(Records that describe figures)
___
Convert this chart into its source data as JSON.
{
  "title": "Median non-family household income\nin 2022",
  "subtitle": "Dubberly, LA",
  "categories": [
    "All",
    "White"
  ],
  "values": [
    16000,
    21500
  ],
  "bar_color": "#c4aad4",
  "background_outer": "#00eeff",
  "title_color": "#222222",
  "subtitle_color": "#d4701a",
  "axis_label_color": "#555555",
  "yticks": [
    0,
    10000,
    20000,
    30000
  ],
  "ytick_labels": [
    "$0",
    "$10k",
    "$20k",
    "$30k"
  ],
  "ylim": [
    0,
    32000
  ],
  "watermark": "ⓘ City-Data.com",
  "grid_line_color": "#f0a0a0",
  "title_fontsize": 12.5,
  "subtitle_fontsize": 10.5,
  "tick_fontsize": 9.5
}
___
Every entry should be printed again exactly as written.

Convert this chart into its source data as JSON.
{
  "title": "Median non-family household income\nin 2022",
  "subtitle": "Dubberly, LA",
  "categories": [
    "All",
    "White"
  ],
  "values": [
    16000,
    21500
  ],
  "bar_color": "#c4aad4",
  "background_outer": "#00eeff",
  "title_color": "#222222",
  "subtitle_color": "#d4701a",
  "axis_label_color": "#555555",
  "yticks": [
    0,
    10000,
    20000,
    30000
  ],
  "ytick_labels": [
    "$0",
    "$10k",
    "$20k",
    "$30k"
  ],
  "ylim": [
    0,
    32000
  ],
  "watermark": "ⓘ City-Data.com",
  "grid_line_color": "#f0a0a0",
  "title_fontsize": 12.5,
  "subtitle_fontsize": 10.5,
  "tick_fontsize": 9.5
}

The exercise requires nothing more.